» **WORK TO DO**:
[a] In the census post, rewrite the paragraph beginning "They have been delaying on this for several years" as a short bulleted list that keeps its main facts.
[b] Retype everything in the census post from "There is a portal" down to "check their numbers.", with no changes.
[c] Answer these questions using the census post.
(i) Which dataset, built from estimations and geospatial imagery, is also hosted by GEE?
(ii) What is included in the census this time that the post says is also susceptible to fudging?
(iii) Electoral roll data is supposed to cover almost everyone over what age?

» **PASSAGE TO READ**:
----------

Hi Shubham,
They have been delaying on this for several years, since census requires the cooperation of so many people, all of whom would be required to follow governemnt dictats. Survey, and other data collection methods are far easier to capture, since the number of nodes to act in a sketchy manner is manageable. However, since they now have experience of Systematic Voter Deletion, in addition to general change in norms about expectations of truth from this government, they have now went ahead with building national demographic dataset in the image of their idea of India.
There is a portal
WorldPop, which has built a seemingly reliable dataset based on estimations by several factors and Geospatial imageries. It is also hosted by GEE:
This can also be used to check their numbers.
However, since these dataset only include numbers of people (and one of them classifies them with Gender also), it would be hard to counter check if the Census gives the number of people to be correct, while fudging the attributes of that person or locality. This time, we are also having `caste` as part of census, which too is susceptible to fudging, in addition to basic current norms, such as fudging against certain religions. For analysing these kinds of fudging, we could have analysed electoral roll data, which is supposed to be a dataset of almost everyone over 18 years of age. Electoral Rolls data also contains names, from which, for crude analysis, some researchers around the world have built ML based methodologies (
It’s All in the Name: A Character-Based Approach to Infer Religion - Cambridge University Press - 23 March 2023) to estimate religion from names. This methodology can also be expanded for Caste inference, if reliable large enough dataset is available with verified names based caste inference, however, it will always be prone to local variations, limitations with generic second names etc. So, based on my current, understanding fudging at this level would be hard to counter check without going to localities.
It would be an essential democratic tool if we can build a reliable way to identify patterns of data fudging, spatial variations (where they are most likely to implement it most, like West Bengal, JK, Punjab etc), and then methodologies for each of these fudging patterns.
- Amit

----------

» **PROVIDED INFORMATION**:

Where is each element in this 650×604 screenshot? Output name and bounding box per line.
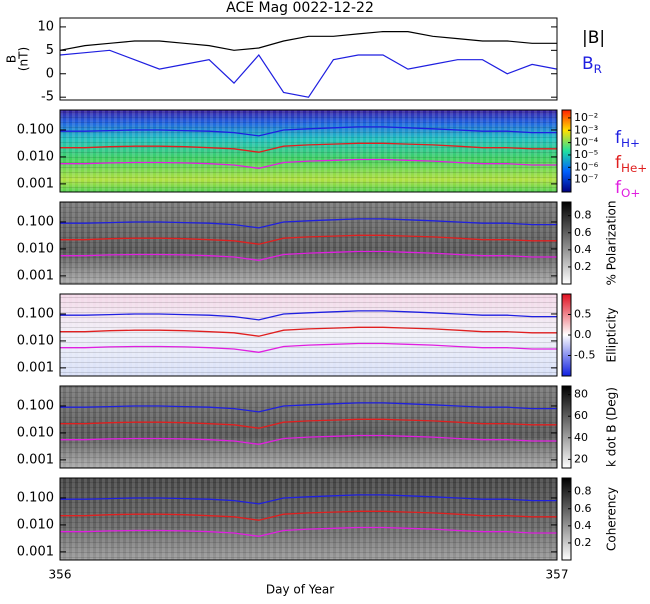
y-tick-label: 0.010 xyxy=(17,517,54,532)
gyrofrequency-line xyxy=(60,402,557,413)
colorbar xyxy=(561,385,572,469)
y-tick-label: 0.010 xyxy=(17,149,54,164)
legend-name: B xyxy=(582,54,594,74)
legend-label: fH+ xyxy=(615,128,640,150)
legend-subscript: R xyxy=(594,62,602,76)
colorbar-tick-label: 0.6 xyxy=(574,226,592,239)
colorbar-label: % Polarization xyxy=(605,201,619,286)
colorbar-tick-label: 0.2 xyxy=(574,260,592,273)
spectrogram-texture xyxy=(60,294,557,376)
y-tick-label: 0.001 xyxy=(17,176,54,191)
panel-frame xyxy=(59,201,558,285)
panel-frame xyxy=(59,477,558,561)
panel-frame xyxy=(59,17,558,101)
colorbar-tick-label: 20 xyxy=(574,452,588,465)
legend-subscript: He+ xyxy=(621,161,647,175)
y-tick-label: 0.010 xyxy=(17,241,54,256)
legend-subscript: H+ xyxy=(621,136,640,150)
x-axis-label: Day of Year xyxy=(266,583,334,597)
colorbar-tick-label: 0.0 xyxy=(574,328,592,341)
y-axis-label: (nT) xyxy=(17,47,31,71)
spectrogram-texture xyxy=(60,110,557,192)
panel-frame xyxy=(59,293,558,377)
y-tick-label: 10 xyxy=(37,19,54,34)
y-tick-label: 0.100 xyxy=(17,490,54,505)
legend-subscript: O+ xyxy=(621,186,640,200)
gyrofrequency-line xyxy=(60,158,557,169)
colorbar-tick-label: 10⁻⁵ xyxy=(574,148,598,161)
colorbar-tick-label: 10⁻⁷ xyxy=(574,173,598,186)
legend-name: f xyxy=(615,128,622,148)
spectrogram-texture xyxy=(60,478,557,560)
panel-frame xyxy=(59,109,558,193)
colorbar-tick-label: 10⁻³ xyxy=(574,123,598,136)
x-tick-label: 357 xyxy=(546,568,569,582)
gyrofrequency-line xyxy=(60,142,557,153)
gyrofrequency-line xyxy=(60,510,557,521)
legend-name: f xyxy=(615,178,622,198)
colorbar-tick-label: 0.4 xyxy=(574,243,592,256)
y-tick-label: 0.010 xyxy=(17,333,54,348)
y-tick-label: 0.001 xyxy=(17,268,54,283)
colorbar xyxy=(561,109,572,193)
colorbar-tick-label: 60 xyxy=(574,409,588,422)
y-tick-label: 0.010 xyxy=(17,425,54,440)
colorbar-tick-label: 0.4 xyxy=(574,519,592,532)
colorbar-label: k dot B (Deg) xyxy=(605,387,619,467)
legend-label: BR xyxy=(582,54,602,76)
legend-name: f xyxy=(615,153,622,173)
panel-frame xyxy=(59,385,558,469)
gyrofrequency-line xyxy=(60,234,557,245)
colorbar-tick-label: 10⁻⁶ xyxy=(574,160,599,173)
spectrogram-texture xyxy=(60,202,557,284)
colorbar-tick-label: 0.8 xyxy=(574,485,592,498)
colorbar-tick-label: 40 xyxy=(574,431,588,444)
y-tick-label: 0.100 xyxy=(17,306,54,321)
colorbar-label: Ellipticity xyxy=(605,308,619,363)
legend-label: fHe+ xyxy=(615,153,647,175)
legend-name: |B| xyxy=(582,28,605,48)
y-tick-label: -5 xyxy=(41,90,54,105)
y-tick-label: 0.100 xyxy=(17,214,54,229)
y-tick-label: 0.001 xyxy=(17,452,54,467)
chart-title: ACE Mag 0022-12-22 xyxy=(226,0,374,16)
colorbar-tick-label: 0.8 xyxy=(574,209,592,222)
gyrofrequency-line xyxy=(60,526,557,537)
y-tick-label: 0.100 xyxy=(17,122,54,137)
y-tick-label: 0.100 xyxy=(17,398,54,413)
spectrogram-texture xyxy=(60,386,557,468)
gyrofrequency-line xyxy=(60,310,557,321)
y-axis-label: B xyxy=(5,55,19,63)
gyrofrequency-line xyxy=(60,494,557,505)
colorbar-tick-label: 0.6 xyxy=(574,502,592,515)
colorbar-label: Coherency xyxy=(605,487,619,551)
colorbar-tick-label: 10⁻² xyxy=(574,111,598,124)
y-tick-label: 0.001 xyxy=(17,544,54,559)
colorbar-tick-label: 80 xyxy=(574,388,588,401)
y-tick-label: 0 xyxy=(46,66,54,81)
colorbar-tick-label: 10⁻⁴ xyxy=(574,136,599,149)
colorbar-tick-label: -0.5 xyxy=(574,349,595,362)
gyrofrequency-line xyxy=(60,218,557,229)
gyrofrequency-line xyxy=(60,342,557,353)
data-line xyxy=(59,31,557,51)
x-tick-label: 356 xyxy=(49,568,72,582)
y-tick-label: 0.001 xyxy=(17,360,54,375)
colorbar-tick-label: 0.5 xyxy=(574,308,592,321)
colorbar-tick-label: 0.2 xyxy=(574,536,592,549)
legend-label: fO+ xyxy=(615,178,640,200)
colorbar xyxy=(561,477,572,561)
gyrofrequency-line xyxy=(60,434,557,445)
gyrofrequency-line xyxy=(60,126,557,137)
data-line xyxy=(59,49,558,98)
gyrofrequency-line xyxy=(60,418,557,429)
gyrofrequency-line xyxy=(60,326,557,337)
legend-label: |B| xyxy=(582,28,605,48)
y-tick-label: 5 xyxy=(46,43,54,58)
colorbar xyxy=(561,201,572,285)
gyrofrequency-line xyxy=(60,250,557,261)
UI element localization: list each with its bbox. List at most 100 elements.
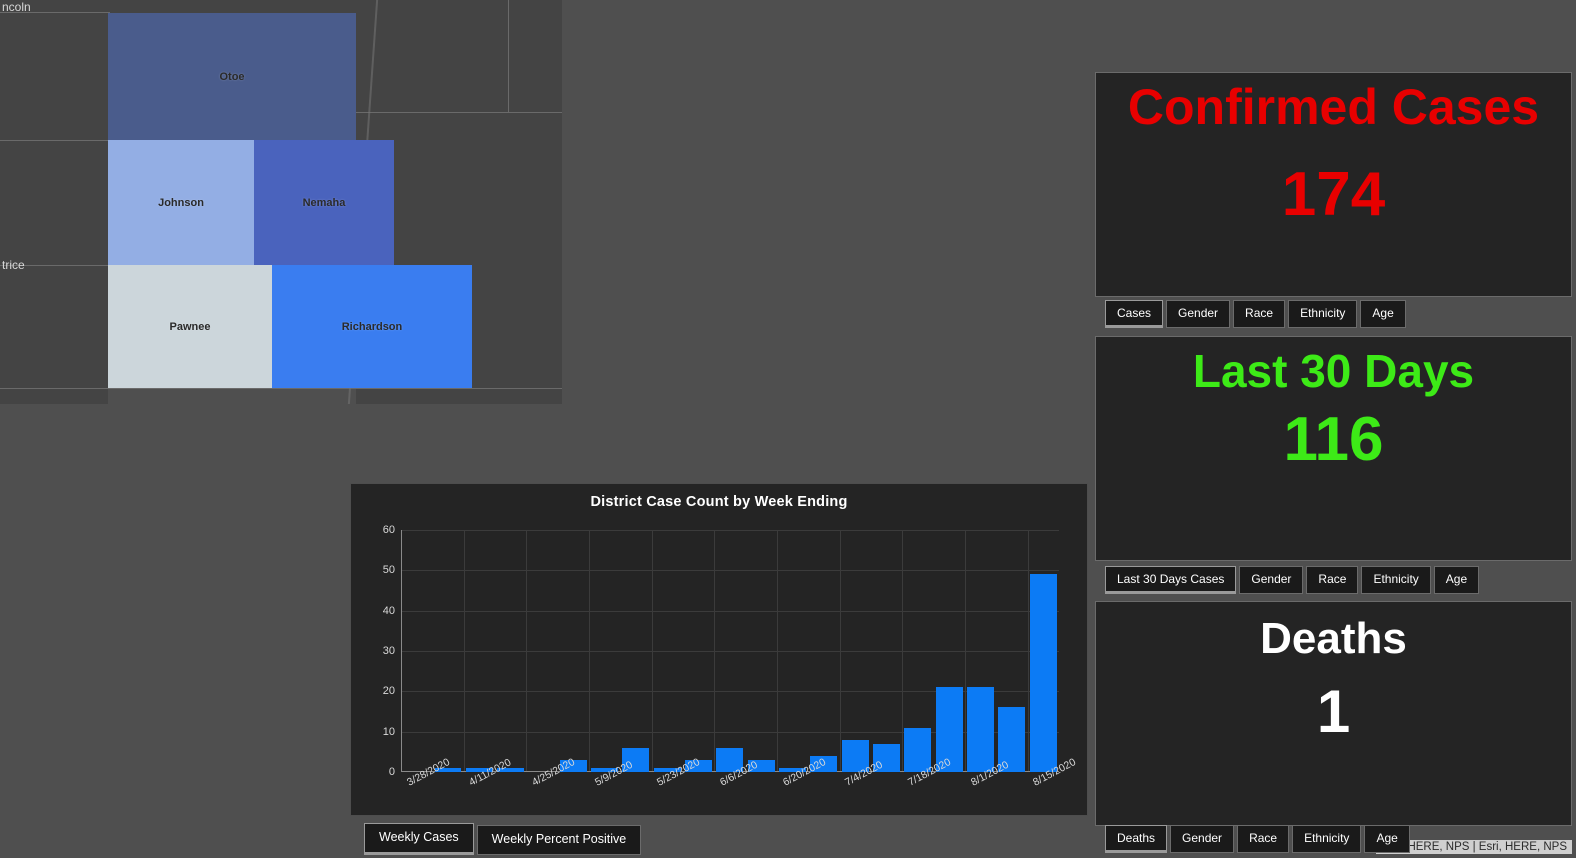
bar[interactable] xyxy=(1029,574,1057,772)
map-county-johnson[interactable]: Johnson xyxy=(108,140,254,265)
bar-cell xyxy=(589,530,620,772)
deaths-panel: Deaths 1 xyxy=(1095,601,1572,826)
map-city-label-lincoln: ncoln xyxy=(2,0,31,14)
bar-cell xyxy=(996,530,1027,772)
map-gridline xyxy=(0,388,562,389)
bar-cell xyxy=(965,530,996,772)
bar-cell xyxy=(401,530,432,772)
weekly-cases-title: District Case Count by Week Ending xyxy=(590,494,848,510)
bar-cell xyxy=(683,530,714,772)
confirmed-cases-panel: Confirmed Cases 174 xyxy=(1095,72,1572,297)
tab-race[interactable]: Race xyxy=(1306,566,1359,594)
y-axis-tick-label: 0 xyxy=(388,766,395,778)
bar[interactable] xyxy=(653,767,681,772)
y-axis-line xyxy=(401,530,402,772)
bar-cell xyxy=(808,530,839,772)
map-county-label: Richardson xyxy=(341,320,403,333)
gridline xyxy=(401,610,1059,612)
map-county-label: Otoe xyxy=(219,70,245,83)
tab-ethnicity[interactable]: Ethnicity xyxy=(1361,566,1431,594)
map-city-label-beatrice: trice xyxy=(2,258,25,272)
bar-cell xyxy=(620,530,651,772)
gridline xyxy=(401,651,1059,652)
tab-cases[interactable]: Cases xyxy=(1105,300,1164,328)
tab-deaths[interactable]: Deaths xyxy=(1105,825,1168,853)
map-gridline xyxy=(0,140,110,141)
bar[interactable] xyxy=(434,767,462,772)
last-30-days-title: Last 30 Days xyxy=(1192,345,1475,397)
bar[interactable] xyxy=(998,707,1026,772)
confirmed-cases-title: Confirmed Cases xyxy=(1127,79,1540,135)
deaths-tabs[interactable]: Deaths Gender Race Ethnicity Age xyxy=(1105,825,1410,853)
weekly-cases-panel: District Case Count by Week Ending 0 10 20… xyxy=(350,483,1088,816)
gridline xyxy=(401,691,1059,693)
tab-age[interactable]: Age xyxy=(1360,300,1406,328)
map-county-pawnee[interactable]: Pawnee xyxy=(108,265,272,388)
deaths-value: 1 xyxy=(1316,678,1351,746)
tab-ethnicity[interactable]: Ethnicity xyxy=(1292,825,1362,853)
bar-cell xyxy=(934,530,965,772)
bar-cell xyxy=(746,530,777,772)
map-county-richardson[interactable]: Richardson xyxy=(272,265,472,388)
y-axis-tick-label: 30 xyxy=(382,645,395,657)
y-axis-tick-label: 50 xyxy=(382,564,395,577)
bar[interactable] xyxy=(747,759,775,772)
bar-cell xyxy=(777,530,808,772)
tab-gender[interactable]: Gender xyxy=(1239,566,1304,594)
bar[interactable] xyxy=(810,755,838,772)
bar[interactable] xyxy=(497,767,525,772)
bar-cell xyxy=(558,530,589,772)
gridline xyxy=(401,570,1059,572)
bar[interactable] xyxy=(904,727,932,772)
bar[interactable] xyxy=(935,687,963,772)
map-county-otoe[interactable]: Otoe xyxy=(108,13,356,140)
bar[interactable] xyxy=(779,767,807,772)
bar-cell xyxy=(902,530,933,772)
tab-gender[interactable]: Gender xyxy=(1170,825,1235,853)
y-axis-tick-label: 10 xyxy=(382,725,395,738)
bar[interactable] xyxy=(685,759,713,772)
bar[interactable] xyxy=(841,739,869,772)
bar-cell xyxy=(871,530,902,772)
confirmed-cases-tabs[interactable]: Cases Gender Race Ethnicity Age xyxy=(1105,300,1406,328)
tab-ethnicity[interactable]: Ethnicity xyxy=(1288,300,1358,328)
tab-race[interactable]: Race xyxy=(1237,825,1290,853)
last-30-days-panel: Last 30 Days 116 xyxy=(1095,336,1572,561)
bar-cell xyxy=(714,530,745,772)
bar[interactable] xyxy=(591,767,619,772)
bar[interactable] xyxy=(716,747,744,772)
map-land-west xyxy=(0,0,108,404)
confirmed-cases-value: 174 xyxy=(1281,159,1386,229)
gridline xyxy=(401,530,1059,531)
bar-cell xyxy=(526,530,557,772)
bar[interactable] xyxy=(559,759,587,772)
weekly-chart-tabs[interactable]: Weekly Cases Weekly Percent Positive xyxy=(364,823,642,855)
bar[interactable] xyxy=(465,767,493,772)
last-30-days-value: 116 xyxy=(1283,405,1384,475)
map-county-nemaha[interactable]: Nemaha xyxy=(254,140,394,265)
bar-cell xyxy=(1028,530,1059,772)
map-county-label: Johnson xyxy=(158,196,204,209)
tab-age[interactable]: Age xyxy=(1433,566,1480,594)
bar[interactable] xyxy=(622,747,650,772)
bar[interactable] xyxy=(873,743,901,772)
weekly-cases-chart: 0 10 20 30 40 50 60 xyxy=(383,524,1059,778)
tab-race[interactable]: Race xyxy=(1233,300,1286,328)
bar-cell xyxy=(432,530,463,772)
tab-gender[interactable]: Gender xyxy=(1166,300,1231,328)
bar-cell xyxy=(840,530,871,772)
tab-weekly-percent-positive[interactable]: Weekly Percent Positive xyxy=(476,825,642,855)
tab-last-30-days-cases[interactable]: Last 30 Days Cases xyxy=(1105,566,1237,594)
tab-age[interactable]: Age xyxy=(1364,825,1410,853)
bar[interactable] xyxy=(967,687,995,772)
map-gridline xyxy=(0,12,110,13)
bar-cell xyxy=(464,530,495,772)
map-gridline xyxy=(0,265,110,266)
map-county-label: Pawnee xyxy=(169,320,211,333)
y-axis-tick-label: 60 xyxy=(382,524,395,536)
tab-weekly-cases[interactable]: Weekly Cases xyxy=(364,823,474,855)
y-axis-tick-label: 40 xyxy=(382,604,395,617)
last-30-days-tabs[interactable]: Last 30 Days Cases Gender Race Ethnicity Age xyxy=(1105,566,1480,594)
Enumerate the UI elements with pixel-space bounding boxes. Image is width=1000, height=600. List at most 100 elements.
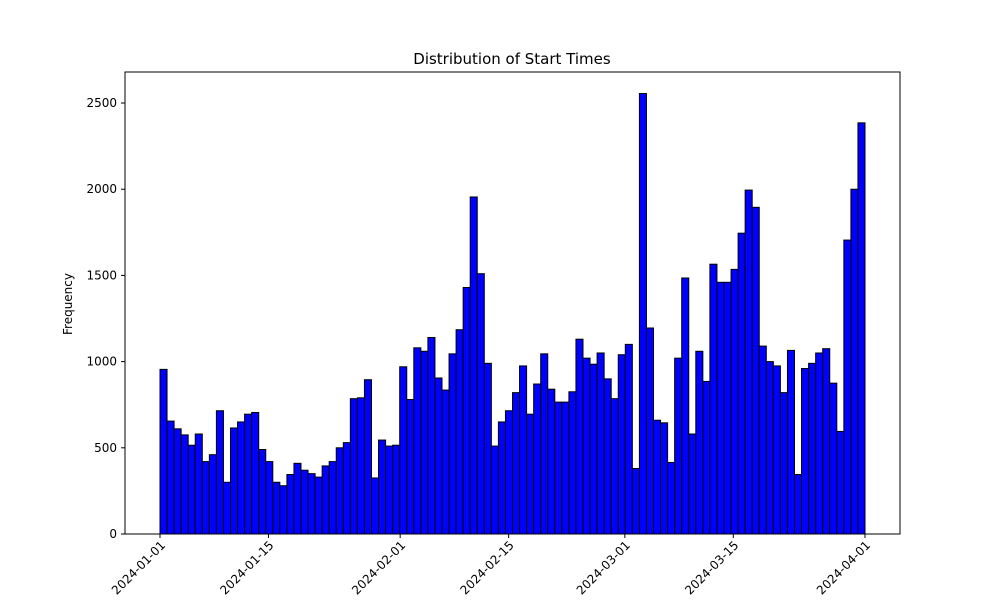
histogram-bar <box>660 422 669 535</box>
histogram-bar <box>406 399 415 535</box>
histogram-bar <box>237 421 246 535</box>
histogram-bar <box>476 273 485 535</box>
histogram-bar <box>378 439 387 535</box>
histogram-bar <box>547 388 556 535</box>
histogram-bar <box>328 461 337 535</box>
histogram-bar <box>441 389 450 535</box>
histogram-bar <box>293 462 302 535</box>
histogram-bar <box>688 433 697 535</box>
histogram-bar <box>427 336 436 535</box>
histogram-bar <box>251 411 260 535</box>
histogram-bar <box>244 413 253 535</box>
histogram-bar <box>173 428 182 535</box>
y-tick-label: 2000 <box>86 182 117 196</box>
histogram-bar <box>730 268 739 535</box>
histogram-bar <box>716 281 725 535</box>
histogram-bar <box>843 239 852 535</box>
histogram-bar <box>462 286 471 535</box>
histogram-bar <box>363 379 373 535</box>
histogram-bar <box>208 454 217 535</box>
y-tick-label: 2500 <box>86 96 117 110</box>
histogram-bar <box>526 413 535 535</box>
histogram-bar <box>504 410 514 535</box>
histogram-bar <box>448 353 457 535</box>
histogram-bar <box>723 281 732 535</box>
histogram-bar <box>385 445 394 535</box>
histogram-bar <box>258 449 267 535</box>
histogram-bar <box>808 362 817 535</box>
histogram-bar <box>829 382 838 535</box>
histogram-bar <box>631 467 640 535</box>
histogram-bar <box>786 349 796 535</box>
plot-frame <box>124 71 901 535</box>
histogram-bar <box>413 347 422 535</box>
histogram-bar <box>822 348 831 535</box>
histogram-bar <box>709 263 718 535</box>
histogram-bar <box>201 461 210 535</box>
histogram-bar <box>801 368 810 535</box>
histogram-bar <box>674 357 683 535</box>
histogram-bar <box>779 392 788 535</box>
histogram-bar <box>342 442 351 535</box>
histogram-bar <box>307 473 316 535</box>
histogram-bar <box>230 427 239 535</box>
histogram-bar <box>533 383 542 535</box>
histogram-bar <box>617 354 626 535</box>
histogram-bar <box>180 434 189 535</box>
histogram-bar <box>286 474 295 535</box>
histogram-bar <box>321 465 330 535</box>
histogram-bar <box>420 350 429 535</box>
histogram-bar <box>751 206 760 535</box>
histogram-bar <box>568 391 577 535</box>
histogram-bar <box>765 361 774 535</box>
histogram-bar <box>371 477 380 535</box>
histogram-bar <box>519 365 528 535</box>
histogram-bar <box>772 365 781 535</box>
histogram-bar <box>653 419 662 535</box>
histogram-bar <box>187 444 196 535</box>
histogram-bar <box>540 353 549 535</box>
histogram-bar <box>215 410 224 535</box>
histogram-bar <box>582 357 591 535</box>
histogram-bar <box>194 433 203 535</box>
histogram-bar <box>645 327 655 535</box>
histogram-bar <box>455 329 464 535</box>
histogram-bar <box>836 430 845 535</box>
histogram-bar <box>702 380 711 535</box>
histogram-bar <box>561 401 570 535</box>
histogram-bar <box>490 445 499 535</box>
chart-title: Distribution of Start Times <box>413 50 611 68</box>
histogram-bar <box>279 485 288 535</box>
histogram-bar <box>794 474 803 535</box>
histogram-bar <box>434 377 443 535</box>
y-tick-label: 1000 <box>86 355 117 369</box>
histogram-bar <box>314 476 323 535</box>
histogram-bar <box>335 447 344 535</box>
y-tick-label: 500 <box>94 441 117 455</box>
histogram-bar <box>265 461 274 535</box>
histogram-bar <box>399 366 408 535</box>
histogram-bar <box>596 352 605 535</box>
histogram-bar <box>166 420 175 535</box>
histogram-bar <box>695 350 704 535</box>
histogram-bar <box>815 352 824 535</box>
y-tick-label: 0 <box>109 527 117 541</box>
y-axis: 0 500 1000 1500 2000 2500 <box>86 96 125 541</box>
histogram-bar <box>603 378 612 535</box>
histogram-bar <box>272 481 281 535</box>
histogram-bar <box>857 122 866 535</box>
histogram-bar <box>758 345 767 535</box>
histogram-bar <box>392 444 401 535</box>
histogram-bar <box>638 93 647 535</box>
histogram-bar <box>300 469 309 535</box>
y-axis-label: Frequency <box>61 273 75 335</box>
histogram-bar <box>624 343 633 535</box>
histogram-bar <box>512 392 521 535</box>
histogram-bar <box>667 461 676 535</box>
histogram-bar <box>159 368 168 535</box>
histogram-bar <box>469 196 478 535</box>
histogram-bar <box>737 232 746 535</box>
y-tick-label: 1500 <box>86 268 117 282</box>
histogram-bar <box>349 398 358 535</box>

----------

» **THE ANSWERS**:
[a]
- They have delayed this for several years, because a census needs the cooperation of many people, all of whom would have to follow government dictates.
- Surveys and other data collection methods are far easier to capture, since the number of nodes that could act in a sketchy manner is manageable.
- They now have experience of Systematic Voter Deletion, and norms about expecting truth from this government have changed.
- So they have gone ahead with building a national demographic dataset in the image of their idea of India.

[b]
There is a portal
WorldPop, which has built a seemingly reliable dataset based on estimations by several factors and Geospatial imageries. It is also hosted by GEE:
This can also be used to check their numbers.

[c]
(i) WorldPop
(ii) Caste
(iii) 18 years of age